• TASKS AND EXERCISES
1. In the post about favorite and least favorite colors:
(a) Which color did the writer consider an equal favorite alongside red?
(b) What is the eighth thing the writer associates with blue?
(c) Which shade of blue does the writer not mind?
2. Can you carry the post about favorite and least favorite colors forward from its final sentence?

• DOCUMENT PASSAGE
◇ ◇ ◇ ◇ ◇

Anyway, we have to pick our favourite colour and then list ten things we associate with it and then do the same with our least favourite colour. So here goes:

My favourite colour is RED. I associate it with:

  1. passion
  2. excitement
  3. wild
  4. fun
  5. sensuality
  6. lust and sexuality
  7. bright/illustrious
  8. noticeable
  9. delicious and juicy
  10. happiness
I had to choose between RED and ORANGE as they are equal favourites, in my eyes, but I said RED because it has been my all time favourite colour for the longest time. However most of my associations with RED are similar to my associations with ORANGE.


My least favourite colour is BLUE. I associate it with:
  1. dull dull dull dull......zzzzzzzzzzz
  2. depressing
  3. non-descript
  4. boring
  5. calm, to the point of being boring
  6. ordinary
  7. sad
  8. drowning
  9. yawning
  10. sleep
I dislike the colour blue intensely. I would go so far as to say I hate it. There are few blue items in my wardrobe and the ones that are there are happenstance. I don't mind electric blue because it is an exciting colour and widens my pupils when I see it for all the same reasons that RED does.

◇ ◇ ◇ ◇ ◇

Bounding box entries
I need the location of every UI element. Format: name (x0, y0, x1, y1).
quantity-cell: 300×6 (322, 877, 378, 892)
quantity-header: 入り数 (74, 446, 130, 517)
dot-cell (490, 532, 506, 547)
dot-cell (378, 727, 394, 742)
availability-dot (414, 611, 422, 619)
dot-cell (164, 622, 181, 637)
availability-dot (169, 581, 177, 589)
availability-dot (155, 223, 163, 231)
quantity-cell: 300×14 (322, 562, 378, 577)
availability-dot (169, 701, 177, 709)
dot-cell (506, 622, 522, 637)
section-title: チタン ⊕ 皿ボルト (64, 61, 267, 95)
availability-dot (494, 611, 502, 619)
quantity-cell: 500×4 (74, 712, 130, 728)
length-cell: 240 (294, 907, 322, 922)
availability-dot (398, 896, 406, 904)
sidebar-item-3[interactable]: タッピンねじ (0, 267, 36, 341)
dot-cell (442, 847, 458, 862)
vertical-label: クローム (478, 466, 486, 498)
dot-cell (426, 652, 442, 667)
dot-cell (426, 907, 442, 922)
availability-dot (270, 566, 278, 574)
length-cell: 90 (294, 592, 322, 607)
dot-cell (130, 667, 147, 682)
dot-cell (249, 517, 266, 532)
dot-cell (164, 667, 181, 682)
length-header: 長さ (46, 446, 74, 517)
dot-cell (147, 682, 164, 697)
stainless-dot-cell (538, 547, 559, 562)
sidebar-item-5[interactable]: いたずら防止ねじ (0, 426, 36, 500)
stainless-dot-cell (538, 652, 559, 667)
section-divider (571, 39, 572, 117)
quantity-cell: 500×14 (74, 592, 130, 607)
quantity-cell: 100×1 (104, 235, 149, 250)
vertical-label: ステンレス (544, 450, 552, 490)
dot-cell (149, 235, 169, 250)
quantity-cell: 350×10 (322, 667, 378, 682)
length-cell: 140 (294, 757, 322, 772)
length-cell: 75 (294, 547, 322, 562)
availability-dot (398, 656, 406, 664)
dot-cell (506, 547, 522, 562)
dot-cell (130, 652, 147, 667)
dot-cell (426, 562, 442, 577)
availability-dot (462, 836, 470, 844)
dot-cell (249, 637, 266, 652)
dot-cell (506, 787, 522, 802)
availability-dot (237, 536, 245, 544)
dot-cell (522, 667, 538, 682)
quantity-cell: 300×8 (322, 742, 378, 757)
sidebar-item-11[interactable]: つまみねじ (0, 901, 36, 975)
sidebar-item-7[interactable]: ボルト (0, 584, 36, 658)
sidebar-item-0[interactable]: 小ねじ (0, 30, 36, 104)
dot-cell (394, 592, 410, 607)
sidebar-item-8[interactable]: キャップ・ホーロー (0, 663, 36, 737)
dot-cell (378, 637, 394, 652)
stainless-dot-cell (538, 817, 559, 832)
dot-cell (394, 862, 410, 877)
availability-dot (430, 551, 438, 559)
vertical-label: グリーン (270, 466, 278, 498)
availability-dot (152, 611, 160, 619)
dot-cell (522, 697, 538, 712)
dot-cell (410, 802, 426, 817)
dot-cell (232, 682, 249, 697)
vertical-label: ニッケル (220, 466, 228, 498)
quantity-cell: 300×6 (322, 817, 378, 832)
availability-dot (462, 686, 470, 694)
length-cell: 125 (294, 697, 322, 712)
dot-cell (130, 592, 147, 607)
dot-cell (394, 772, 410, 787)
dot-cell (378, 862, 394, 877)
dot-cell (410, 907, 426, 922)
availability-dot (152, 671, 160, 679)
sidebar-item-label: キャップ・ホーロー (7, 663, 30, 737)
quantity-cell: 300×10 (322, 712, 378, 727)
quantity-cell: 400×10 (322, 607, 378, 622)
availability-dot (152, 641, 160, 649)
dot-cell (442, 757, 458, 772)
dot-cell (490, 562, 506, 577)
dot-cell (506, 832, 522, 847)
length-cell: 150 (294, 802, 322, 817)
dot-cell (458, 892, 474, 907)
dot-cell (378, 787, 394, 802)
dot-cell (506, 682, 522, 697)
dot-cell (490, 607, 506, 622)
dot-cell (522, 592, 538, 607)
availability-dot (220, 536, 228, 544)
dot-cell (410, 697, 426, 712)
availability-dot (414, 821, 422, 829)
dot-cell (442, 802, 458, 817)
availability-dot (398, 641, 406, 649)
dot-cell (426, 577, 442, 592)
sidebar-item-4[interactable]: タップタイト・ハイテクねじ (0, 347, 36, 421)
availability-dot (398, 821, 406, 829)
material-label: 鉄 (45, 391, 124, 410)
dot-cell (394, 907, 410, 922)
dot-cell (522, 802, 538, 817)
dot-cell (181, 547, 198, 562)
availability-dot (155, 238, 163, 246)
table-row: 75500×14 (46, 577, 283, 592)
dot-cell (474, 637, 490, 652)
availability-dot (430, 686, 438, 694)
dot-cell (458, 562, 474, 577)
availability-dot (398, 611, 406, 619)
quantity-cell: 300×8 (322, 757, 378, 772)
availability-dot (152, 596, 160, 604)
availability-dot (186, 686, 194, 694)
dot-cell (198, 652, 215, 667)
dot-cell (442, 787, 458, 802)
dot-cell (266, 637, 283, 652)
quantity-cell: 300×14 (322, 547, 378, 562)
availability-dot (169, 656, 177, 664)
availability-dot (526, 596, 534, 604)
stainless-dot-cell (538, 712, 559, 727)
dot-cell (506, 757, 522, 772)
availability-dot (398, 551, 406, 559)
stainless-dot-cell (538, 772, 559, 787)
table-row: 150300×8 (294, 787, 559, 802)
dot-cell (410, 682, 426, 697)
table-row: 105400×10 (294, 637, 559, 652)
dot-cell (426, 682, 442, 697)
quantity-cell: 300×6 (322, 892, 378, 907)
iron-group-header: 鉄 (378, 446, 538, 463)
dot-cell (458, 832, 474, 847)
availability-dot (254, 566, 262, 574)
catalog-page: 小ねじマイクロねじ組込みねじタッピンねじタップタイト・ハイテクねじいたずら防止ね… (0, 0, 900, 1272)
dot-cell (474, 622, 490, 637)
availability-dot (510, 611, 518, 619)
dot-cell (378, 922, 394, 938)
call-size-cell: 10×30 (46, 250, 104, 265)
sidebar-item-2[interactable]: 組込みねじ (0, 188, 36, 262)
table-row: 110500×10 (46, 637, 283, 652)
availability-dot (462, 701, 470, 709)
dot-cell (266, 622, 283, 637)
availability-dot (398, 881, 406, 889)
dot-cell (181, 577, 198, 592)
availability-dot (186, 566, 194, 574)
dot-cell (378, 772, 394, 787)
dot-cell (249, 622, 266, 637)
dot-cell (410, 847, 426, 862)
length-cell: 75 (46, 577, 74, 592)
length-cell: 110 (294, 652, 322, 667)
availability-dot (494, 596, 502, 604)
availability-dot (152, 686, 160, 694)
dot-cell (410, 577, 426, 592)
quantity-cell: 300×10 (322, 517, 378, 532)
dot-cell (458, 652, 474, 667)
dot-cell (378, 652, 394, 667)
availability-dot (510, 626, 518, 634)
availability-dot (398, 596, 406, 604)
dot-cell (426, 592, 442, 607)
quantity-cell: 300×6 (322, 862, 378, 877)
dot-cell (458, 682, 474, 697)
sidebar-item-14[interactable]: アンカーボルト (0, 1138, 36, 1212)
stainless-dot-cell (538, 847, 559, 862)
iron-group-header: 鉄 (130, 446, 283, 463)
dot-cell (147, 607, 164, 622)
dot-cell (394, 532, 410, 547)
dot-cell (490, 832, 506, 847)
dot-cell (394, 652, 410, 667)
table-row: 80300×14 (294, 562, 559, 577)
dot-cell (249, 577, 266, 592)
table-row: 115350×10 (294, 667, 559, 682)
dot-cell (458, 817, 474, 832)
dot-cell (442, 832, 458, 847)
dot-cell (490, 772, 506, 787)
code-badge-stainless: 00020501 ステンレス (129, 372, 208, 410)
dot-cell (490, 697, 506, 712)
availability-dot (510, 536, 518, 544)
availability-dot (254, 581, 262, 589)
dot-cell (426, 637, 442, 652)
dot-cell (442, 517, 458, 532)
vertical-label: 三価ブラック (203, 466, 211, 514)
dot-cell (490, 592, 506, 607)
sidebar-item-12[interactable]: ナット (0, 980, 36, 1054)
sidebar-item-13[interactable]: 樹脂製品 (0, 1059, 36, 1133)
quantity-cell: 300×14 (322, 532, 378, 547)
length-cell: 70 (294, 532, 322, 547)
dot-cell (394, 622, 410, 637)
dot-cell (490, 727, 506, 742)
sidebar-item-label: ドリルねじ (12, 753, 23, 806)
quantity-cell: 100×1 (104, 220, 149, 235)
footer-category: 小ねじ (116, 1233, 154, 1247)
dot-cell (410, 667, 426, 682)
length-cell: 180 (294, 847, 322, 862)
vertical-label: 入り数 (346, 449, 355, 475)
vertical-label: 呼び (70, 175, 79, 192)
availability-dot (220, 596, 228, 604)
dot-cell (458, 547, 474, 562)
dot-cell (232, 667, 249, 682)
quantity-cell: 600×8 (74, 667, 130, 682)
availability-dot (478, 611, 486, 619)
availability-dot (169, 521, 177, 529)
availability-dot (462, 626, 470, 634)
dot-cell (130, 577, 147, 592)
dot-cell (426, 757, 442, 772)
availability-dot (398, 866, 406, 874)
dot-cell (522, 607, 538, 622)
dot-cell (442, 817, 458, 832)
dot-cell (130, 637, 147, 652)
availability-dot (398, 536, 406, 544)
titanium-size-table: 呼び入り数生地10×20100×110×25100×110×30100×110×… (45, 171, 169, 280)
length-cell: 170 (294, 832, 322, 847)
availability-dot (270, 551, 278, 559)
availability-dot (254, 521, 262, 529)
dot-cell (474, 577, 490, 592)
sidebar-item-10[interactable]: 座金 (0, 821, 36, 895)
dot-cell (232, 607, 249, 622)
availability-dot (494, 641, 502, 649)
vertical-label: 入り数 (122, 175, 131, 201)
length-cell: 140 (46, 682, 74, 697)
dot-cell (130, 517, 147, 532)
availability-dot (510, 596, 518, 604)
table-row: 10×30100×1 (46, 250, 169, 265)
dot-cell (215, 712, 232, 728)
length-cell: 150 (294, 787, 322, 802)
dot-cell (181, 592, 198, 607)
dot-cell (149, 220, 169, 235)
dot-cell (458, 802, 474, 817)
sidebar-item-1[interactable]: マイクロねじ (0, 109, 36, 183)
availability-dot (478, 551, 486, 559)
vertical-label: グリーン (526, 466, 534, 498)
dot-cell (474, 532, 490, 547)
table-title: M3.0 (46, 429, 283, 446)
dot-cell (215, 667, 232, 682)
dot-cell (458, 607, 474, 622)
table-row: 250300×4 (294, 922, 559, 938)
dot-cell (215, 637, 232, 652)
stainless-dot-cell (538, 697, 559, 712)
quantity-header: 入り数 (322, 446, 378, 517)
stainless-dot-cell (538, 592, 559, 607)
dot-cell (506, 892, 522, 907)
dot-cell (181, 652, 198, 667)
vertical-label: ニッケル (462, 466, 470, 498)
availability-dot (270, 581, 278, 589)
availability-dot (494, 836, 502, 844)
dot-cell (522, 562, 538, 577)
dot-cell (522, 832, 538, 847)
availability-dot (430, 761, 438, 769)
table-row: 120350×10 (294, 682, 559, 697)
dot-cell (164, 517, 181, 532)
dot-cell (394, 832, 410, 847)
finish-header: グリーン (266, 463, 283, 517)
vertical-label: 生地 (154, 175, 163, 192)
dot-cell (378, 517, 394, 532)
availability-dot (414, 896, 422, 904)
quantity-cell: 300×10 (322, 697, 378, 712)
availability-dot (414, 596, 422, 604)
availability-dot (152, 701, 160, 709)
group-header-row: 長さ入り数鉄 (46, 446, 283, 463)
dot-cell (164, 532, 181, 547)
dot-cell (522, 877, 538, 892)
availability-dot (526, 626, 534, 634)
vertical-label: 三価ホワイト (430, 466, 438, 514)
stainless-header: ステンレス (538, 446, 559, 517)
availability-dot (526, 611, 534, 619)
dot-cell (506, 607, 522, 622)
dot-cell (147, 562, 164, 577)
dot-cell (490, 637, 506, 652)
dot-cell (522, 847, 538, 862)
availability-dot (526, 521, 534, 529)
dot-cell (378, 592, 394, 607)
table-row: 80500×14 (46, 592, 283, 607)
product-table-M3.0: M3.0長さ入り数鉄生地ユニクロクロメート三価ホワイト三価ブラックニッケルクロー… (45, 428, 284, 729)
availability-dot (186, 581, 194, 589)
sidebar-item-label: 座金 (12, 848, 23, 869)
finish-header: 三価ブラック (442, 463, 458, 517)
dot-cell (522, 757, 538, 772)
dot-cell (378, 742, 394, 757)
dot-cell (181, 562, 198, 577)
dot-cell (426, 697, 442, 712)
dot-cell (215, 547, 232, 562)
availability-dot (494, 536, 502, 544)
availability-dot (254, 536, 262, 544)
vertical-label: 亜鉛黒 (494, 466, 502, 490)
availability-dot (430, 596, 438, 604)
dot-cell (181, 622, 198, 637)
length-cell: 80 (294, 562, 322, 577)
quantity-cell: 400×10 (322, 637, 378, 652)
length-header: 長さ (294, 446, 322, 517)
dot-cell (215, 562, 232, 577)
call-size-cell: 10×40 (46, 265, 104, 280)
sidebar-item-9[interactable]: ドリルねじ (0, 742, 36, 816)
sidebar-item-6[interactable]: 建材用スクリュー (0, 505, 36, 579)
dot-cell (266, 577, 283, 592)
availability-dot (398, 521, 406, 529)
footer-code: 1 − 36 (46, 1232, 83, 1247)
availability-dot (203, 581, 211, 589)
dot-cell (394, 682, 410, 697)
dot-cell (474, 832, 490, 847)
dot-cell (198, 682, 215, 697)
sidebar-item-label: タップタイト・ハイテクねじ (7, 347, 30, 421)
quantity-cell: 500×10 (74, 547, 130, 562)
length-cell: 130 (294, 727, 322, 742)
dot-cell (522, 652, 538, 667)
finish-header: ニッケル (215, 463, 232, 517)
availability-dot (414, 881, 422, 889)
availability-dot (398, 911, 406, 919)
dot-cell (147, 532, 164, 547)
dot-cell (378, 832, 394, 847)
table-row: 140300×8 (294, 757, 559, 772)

◇ ◇ ◇ ◇ ◇

• RESPONSE LIST
1.
(a) Orange
(b) Drowning
(c) Electric blue

2.
Out tutor asked us to review our previous semester's fiol and take note of how many images contained our favourite colour as opposed to our least favourite colours. Now, in defense, I cannot change the colour of our sky but I have to admit a dominance of red and orange, yes.


Speaks volumes, this last image, doesn't it?

Monday, 20 February 2012

Beauty

I'm currently exploring the idea of 'beauty' for my photography folio this Semester. I intend to create a folio of nudes and, whilst researching this topic, the question of what I, personally, find beautiful arose.

So I lay in bed, curtains drawn (coffee beside me) staring out into the backyard, listening to the birds, listening to the breeze swishing through the gum trees, looking at my unkempt backyard.....and I found myself thinking less and less of conventional definitions of beauty and leaning more towards the aethetic. The volunteers who are going to form part of my folio came into my mind - each and every one of them. A few have a traditional beauty about them but I started thinking more and more about the ones who didn't fit that category.....and I found them to have a radiant beauty about them.

Dissecting and analysing this feeling, I realised that what I found beautiful about them was more about how I felt in their company than about their physical attributes. It was more about my shared intimacies of laughter and tears with them. It was about their individual idiosyncrasies - their giddy-goatedness - their sense of mischief and fun - their insecurities, that made them so beautiful to me. Those things are not tangible.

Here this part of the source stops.